● **Given exercise**:
Restate the full set of records exactly, without adding or dropping a word.

★ ★ ★ ★ ★

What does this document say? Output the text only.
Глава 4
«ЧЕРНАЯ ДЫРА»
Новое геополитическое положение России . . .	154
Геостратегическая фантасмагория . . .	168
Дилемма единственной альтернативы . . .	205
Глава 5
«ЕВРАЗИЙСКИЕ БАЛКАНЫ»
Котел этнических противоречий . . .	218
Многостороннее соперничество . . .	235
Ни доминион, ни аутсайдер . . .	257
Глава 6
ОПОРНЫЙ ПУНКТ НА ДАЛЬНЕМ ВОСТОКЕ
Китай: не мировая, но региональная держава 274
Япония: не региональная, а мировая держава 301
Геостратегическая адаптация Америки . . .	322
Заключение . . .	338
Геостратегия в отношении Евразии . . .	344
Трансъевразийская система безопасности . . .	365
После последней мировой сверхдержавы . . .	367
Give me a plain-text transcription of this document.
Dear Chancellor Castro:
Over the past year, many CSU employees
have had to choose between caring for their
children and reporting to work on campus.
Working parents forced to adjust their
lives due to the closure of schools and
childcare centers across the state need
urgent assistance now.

★ ★ ★ ★ ★

● **Written response**:
What does this document say? Output the text only.
Глава 4
«ЧЕРНАЯ ДЫРА»
Новое геополитическое положение России . . .	154
Геостратегическая фантасмагория . . .	168
Дилемма единственной альтернативы . . .	205
Глава 5
«ЕВРАЗИЙСКИЕ БАЛКАНЫ»
Котел этнических противоречий . . .	218
Многостороннее соперничество . . .	235
Ни доминион, ни аутсайдер . . .	257
Глава 6
ОПОРНЫЙ ПУНКТ НА ДАЛЬНЕМ ВОСТОКЕ
Китай: не мировая, но региональная держава 274
Япония: не региональная, а мировая держава 301
Геостратегическая адаптация Америки . . .	322
Заключение . . .	338
Геостратегия в отношении Евразии . . .	344
Трансъевразийская система безопасности . . .	365
После последней мировой сверхдержавы . . .	367
Give me a plain-text transcription of this document.
Dear Chancellor Castro:
Over the past year, many CSU employees
have had to choose between caring for their
children and reporting to work on campus.
Working parents forced to adjust their
lives due to the closure of schools and
childcare centers across the state need
urgent assistance now.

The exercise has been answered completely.